(Task to complete): Gather the lines that hold the string "readable".

(Supplied material):

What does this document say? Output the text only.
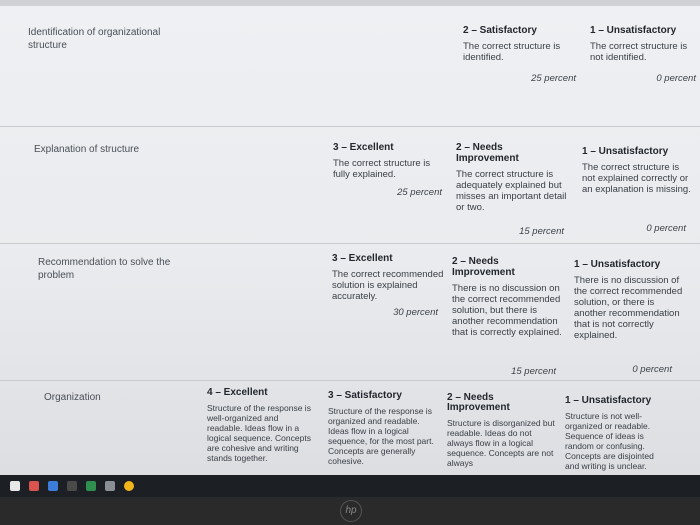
Identification of organizational structure
2 – Satisfactory
The correct structure is identified.
25 percent
1 – Unsatisfactory
The correct structure is not identified.
0 percent
Explanation of structure	3 – Excellent
The correct structure is fully explained.
25 percent
2 – Needs Improvement
The correct structure is adequately explained but misses an important detail or two.
15 percent
1 – Unsatisfactory
The correct structure is not explained correctly or an explanation is missing.
0 percent
Recommendation to solve the problem
3 – Excellent
The correct recommended solution is explained accurately.
30 percent
2 – Needs Improvement
There is no discussion on the correct recommended solution, but there is another recommendation that is correctly explained.
15 percent
1 – Unsatisfactory
There is no discussion of the correct recommended solution, or there is another recommendation that is not correctly explained.
0 percent
Organization	4 – Excellent
Structure of the response is well-organized and readable. Ideas flow in a logical sequence. Concepts are cohesive and writing stands together.
3 – Satisfactory
Structure of the response is organized and readable. Ideas flow in a logical sequence, for the most part. Concepts are generally cohesive.
2 – Needs Improvement
Structure is disorganized but readable. Ideas do not always flow in a logical sequence. Concepts are not always
1 – Unsatisfactory
Structure is not well-organized or readable. Sequence of ideas is random or confusing. Concepts are disjointed and writing is unclear.
hp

(Task answer):
Structure of the response is well-organized and readable. Ideas flow in a logical sequence. Concepts are cohesive and writing stands together.
Structure of the response is organized and readable. Ideas flow in a logical sequence, for the most part. Concepts are generally cohesive.
Structure is disorganized but readable. Ideas do not always flow in a logical sequence. Concepts are not always
Structure is not well-organized or readable. Sequence of ideas is random or confusing. Concepts are disjointed and writing is unclear.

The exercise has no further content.